JOB
Could you transcribe the material below exactly, without leaving out a single line?

DATA TO PROCESS
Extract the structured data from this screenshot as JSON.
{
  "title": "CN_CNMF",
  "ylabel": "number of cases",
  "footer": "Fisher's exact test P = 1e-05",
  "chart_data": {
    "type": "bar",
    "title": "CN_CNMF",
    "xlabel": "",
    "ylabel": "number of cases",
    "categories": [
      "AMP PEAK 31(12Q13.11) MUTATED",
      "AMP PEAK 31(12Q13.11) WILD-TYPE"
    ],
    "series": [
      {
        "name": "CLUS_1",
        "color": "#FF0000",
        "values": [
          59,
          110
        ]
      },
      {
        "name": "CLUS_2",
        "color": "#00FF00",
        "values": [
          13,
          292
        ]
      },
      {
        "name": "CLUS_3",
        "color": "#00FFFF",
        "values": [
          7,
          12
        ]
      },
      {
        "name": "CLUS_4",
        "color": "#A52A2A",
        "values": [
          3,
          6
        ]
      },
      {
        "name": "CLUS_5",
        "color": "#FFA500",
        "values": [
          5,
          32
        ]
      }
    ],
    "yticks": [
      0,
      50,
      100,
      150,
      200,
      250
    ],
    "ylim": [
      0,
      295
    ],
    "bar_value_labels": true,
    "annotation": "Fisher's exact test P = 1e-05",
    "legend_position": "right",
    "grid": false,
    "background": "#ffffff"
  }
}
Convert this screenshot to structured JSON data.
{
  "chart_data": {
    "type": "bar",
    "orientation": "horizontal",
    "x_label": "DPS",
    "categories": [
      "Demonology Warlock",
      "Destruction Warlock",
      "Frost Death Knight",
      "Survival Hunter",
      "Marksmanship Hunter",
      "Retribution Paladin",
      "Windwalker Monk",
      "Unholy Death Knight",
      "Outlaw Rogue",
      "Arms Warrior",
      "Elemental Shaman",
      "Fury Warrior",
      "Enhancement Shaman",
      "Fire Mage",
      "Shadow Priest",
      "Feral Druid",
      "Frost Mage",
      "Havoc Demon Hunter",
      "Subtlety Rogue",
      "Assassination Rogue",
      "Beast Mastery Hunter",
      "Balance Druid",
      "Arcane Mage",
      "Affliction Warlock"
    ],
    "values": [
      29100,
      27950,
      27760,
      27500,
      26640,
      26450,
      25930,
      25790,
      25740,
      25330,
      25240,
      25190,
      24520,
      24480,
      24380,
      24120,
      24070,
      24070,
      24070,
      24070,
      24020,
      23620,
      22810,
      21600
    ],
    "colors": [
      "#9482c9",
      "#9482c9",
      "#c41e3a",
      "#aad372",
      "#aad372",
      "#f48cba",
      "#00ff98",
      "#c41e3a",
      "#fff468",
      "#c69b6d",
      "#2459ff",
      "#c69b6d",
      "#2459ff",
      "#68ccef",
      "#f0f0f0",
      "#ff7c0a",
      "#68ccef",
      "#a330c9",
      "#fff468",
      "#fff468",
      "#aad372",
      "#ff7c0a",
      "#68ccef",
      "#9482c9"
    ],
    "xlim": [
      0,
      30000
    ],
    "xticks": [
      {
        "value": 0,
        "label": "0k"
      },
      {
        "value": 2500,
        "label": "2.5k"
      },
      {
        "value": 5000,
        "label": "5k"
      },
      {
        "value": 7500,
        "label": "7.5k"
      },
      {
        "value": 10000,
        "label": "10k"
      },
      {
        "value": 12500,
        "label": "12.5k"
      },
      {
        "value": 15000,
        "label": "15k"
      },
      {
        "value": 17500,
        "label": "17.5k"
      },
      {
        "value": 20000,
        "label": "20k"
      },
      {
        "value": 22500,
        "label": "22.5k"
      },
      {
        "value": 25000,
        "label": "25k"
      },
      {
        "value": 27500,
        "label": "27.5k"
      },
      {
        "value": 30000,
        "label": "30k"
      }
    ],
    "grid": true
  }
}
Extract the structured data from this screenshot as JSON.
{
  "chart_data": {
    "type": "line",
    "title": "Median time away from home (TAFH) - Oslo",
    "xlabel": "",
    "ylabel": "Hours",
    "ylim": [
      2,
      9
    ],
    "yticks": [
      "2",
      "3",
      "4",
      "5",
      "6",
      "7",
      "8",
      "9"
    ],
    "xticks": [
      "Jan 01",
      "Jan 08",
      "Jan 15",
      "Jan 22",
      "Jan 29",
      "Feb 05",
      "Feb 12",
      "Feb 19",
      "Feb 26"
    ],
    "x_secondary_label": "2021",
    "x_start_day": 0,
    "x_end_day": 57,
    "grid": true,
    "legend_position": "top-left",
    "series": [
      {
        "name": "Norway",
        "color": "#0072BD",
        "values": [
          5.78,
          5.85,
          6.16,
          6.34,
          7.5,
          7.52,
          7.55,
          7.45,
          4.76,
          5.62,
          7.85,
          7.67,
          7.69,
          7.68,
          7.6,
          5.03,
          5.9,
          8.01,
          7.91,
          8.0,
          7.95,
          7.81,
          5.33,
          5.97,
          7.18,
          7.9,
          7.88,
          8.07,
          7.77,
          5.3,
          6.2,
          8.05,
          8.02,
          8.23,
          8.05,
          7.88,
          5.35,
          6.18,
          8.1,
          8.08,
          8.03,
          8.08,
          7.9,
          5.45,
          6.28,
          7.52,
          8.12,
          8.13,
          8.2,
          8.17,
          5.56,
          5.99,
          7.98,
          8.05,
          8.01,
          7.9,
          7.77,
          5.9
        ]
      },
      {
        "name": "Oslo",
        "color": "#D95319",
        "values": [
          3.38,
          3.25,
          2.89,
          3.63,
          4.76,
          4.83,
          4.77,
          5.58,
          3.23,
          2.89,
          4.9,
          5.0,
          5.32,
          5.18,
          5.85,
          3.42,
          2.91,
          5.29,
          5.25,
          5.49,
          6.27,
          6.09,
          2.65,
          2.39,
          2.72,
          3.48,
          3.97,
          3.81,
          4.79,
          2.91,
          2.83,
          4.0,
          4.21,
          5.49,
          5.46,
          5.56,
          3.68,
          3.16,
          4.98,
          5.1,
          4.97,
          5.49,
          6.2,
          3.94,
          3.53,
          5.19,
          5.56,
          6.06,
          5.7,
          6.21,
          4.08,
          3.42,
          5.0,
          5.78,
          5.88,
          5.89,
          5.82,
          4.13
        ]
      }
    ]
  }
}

EXERCISE OUTPUT
Extract the structured data from this screenshot as JSON.
{
  "title": "CN_CNMF",
  "ylabel": "number of cases",
  "footer": "Fisher's exact test P = 1e-05",
  "chart_data": {
    "type": "bar",
    "title": "CN_CNMF",
    "xlabel": "",
    "ylabel": "number of cases",
    "categories": [
      "AMP PEAK 31(12Q13.11) MUTATED",
      "AMP PEAK 31(12Q13.11) WILD-TYPE"
    ],
    "series": [
      {
        "name": "CLUS_1",
        "color": "#FF0000",
        "values": [
          59,
          110
        ]
      },
      {
        "name": "CLUS_2",
        "color": "#00FF00",
        "values": [
          13,
          292
        ]
      },
      {
        "name": "CLUS_3",
        "color": "#00FFFF",
        "values": [
          7,
          12
        ]
      },
      {
        "name": "CLUS_4",
        "color": "#A52A2A",
        "values": [
          3,
          6
        ]
      },
      {
        "name": "CLUS_5",
        "color": "#FFA500",
        "values": [
          5,
          32
        ]
      }
    ],
    "yticks": [
      0,
      50,
      100,
      150,
      200,
      250
    ],
    "ylim": [
      0,
      295
    ],
    "bar_value_labels": true,
    "annotation": "Fisher's exact test P = 1e-05",
    "legend_position": "right",
    "grid": false,
    "background": "#ffffff"
  }
}
Convert this screenshot to structured JSON data.
{
  "chart_data": {
    "type": "bar",
    "orientation": "horizontal",
    "x_label": "DPS",
    "categories": [
      "Demonology Warlock",
      "Destruction Warlock",
      "Frost Death Knight",
      "Survival Hunter",
      "Marksmanship Hunter",
      "Retribution Paladin",
      "Windwalker Monk",
      "Unholy Death Knight",
      "Outlaw Rogue",
      "Arms Warrior",
      "Elemental Shaman",
      "Fury Warrior",
      "Enhancement Shaman",
      "Fire Mage",
      "Shadow Priest",
      "Feral Druid",
      "Frost Mage",
      "Havoc Demon Hunter",
      "Subtlety Rogue",
      "Assassination Rogue",
      "Beast Mastery Hunter",
      "Balance Druid",
      "Arcane Mage",
      "Affliction Warlock"
    ],
    "values": [
      29100,
      27950,
      27760,
      27500,
      26640,
      26450,
      25930,
      25790,
      25740,
      25330,
      25240,
      25190,
      24520,
      24480,
      24380,
      24120,
      24070,
      24070,
      24070,
      24070,
      24020,
      23620,
      22810,
      21600
    ],
    "colors": [
      "#9482c9",
      "#9482c9",
      "#c41e3a",
      "#aad372",
      "#aad372",
      "#f48cba",
      "#00ff98",
      "#c41e3a",
      "#fff468",
      "#c69b6d",
      "#2459ff",
      "#c69b6d",
      "#2459ff",
      "#68ccef",
      "#f0f0f0",
      "#ff7c0a",
      "#68ccef",
      "#a330c9",
      "#fff468",
      "#fff468",
      "#aad372",
      "#ff7c0a",
      "#68ccef",
      "#9482c9"
    ],
    "xlim": [
      0,
      30000
    ],
    "xticks": [
      {
        "value": 0,
        "label": "0k"
      },
      {
        "value": 2500,
        "label": "2.5k"
      },
      {
        "value": 5000,
        "label": "5k"
      },
      {
        "value": 7500,
        "label": "7.5k"
      },
      {
        "value": 10000,
        "label": "10k"
      },
      {
        "value": 12500,
        "label": "12.5k"
      },
      {
        "value": 15000,
        "label": "15k"
      },
      {
        "value": 17500,
        "label": "17.5k"
      },
      {
        "value": 20000,
        "label": "20k"
      },
      {
        "value": 22500,
        "label": "22.5k"
      },
      {
        "value": 25000,
        "label": "25k"
      },
      {
        "value": 27500,
        "label": "27.5k"
      },
      {
        "value": 30000,
        "label": "30k"
      }
    ],
    "grid": true
  }
}
Extract the structured data from this screenshot as JSON.
{
  "chart_data": {
    "type": "line",
    "title": "Median time away from home (TAFH) - Oslo",
    "xlabel": "",
    "ylabel": "Hours",
    "ylim": [
      2,
      9
    ],
    "yticks": [
      "2",
      "3",
      "4",
      "5",
      "6",
      "7",
      "8",
      "9"
    ],
    "xticks": [
      "Jan 01",
      "Jan 08",
      "Jan 15",
      "Jan 22",
      "Jan 29",
      "Feb 05",
      "Feb 12",
      "Feb 19",
      "Feb 26"
    ],
    "x_secondary_label": "2021",
    "x_start_day": 0,
    "x_end_day": 57,
    "grid": true,
    "legend_position": "top-left",
    "series": [
      {
        "name": "Norway",
        "color": "#0072BD",
        "values": [
          5.78,
          5.85,
          6.16,
          6.34,
          7.5,
          7.52,
          7.55,
          7.45,
          4.76,
          5.62,
          7.85,
          7.67,
          7.69,
          7.68,
          7.6,
          5.03,
          5.9,
          8.01,
          7.91,
          8.0,
          7.95,
          7.81,
          5.33,
          5.97,
          7.18,
          7.9,
          7.88,
          8.07,
          7.77,
          5.3,
          6.2,
          8.05,
          8.02,
          8.23,
          8.05,
          7.88,
          5.35,
          6.18,
          8.1,
          8.08,
          8.03,
          8.08,
          7.9,
          5.45,
          6.28,
          7.52,
          8.12,
          8.13,
          8.2,
          8.17,
          5.56,
          5.99,
          7.98,
          8.05,
          8.01,
          7.9,
          7.77,
          5.9
        ]
      },
      {
        "name": "Oslo",
        "color": "#D95319",
        "values": [
          3.38,
          3.25,
          2.89,
          3.63,
          4.76,
          4.83,
          4.77,
          5.58,
          3.23,
          2.89,
          4.9,
          5.0,
          5.32,
          5.18,
          5.85,
          3.42,
          2.91,
          5.29,
          5.25,
          5.49,
          6.27,
          6.09,
          2.65,
          2.39,
          2.72,
          3.48,
          3.97,
          3.81,
          4.79,
          2.91,
          2.83,
          4.0,
          4.21,
          5.49,
          5.46,
          5.56,
          3.68,
          3.16,
          4.98,
          5.1,
          4.97,
          5.49,
          6.2,
          3.94,
          3.53,
          5.19,
          5.56,
          6.06,
          5.7,
          6.21,
          4.08,
          3.42,
          5.0,
          5.78,
          5.88,
          5.89,
          5.82,
          4.13
        ]
      }
    ]
  }
}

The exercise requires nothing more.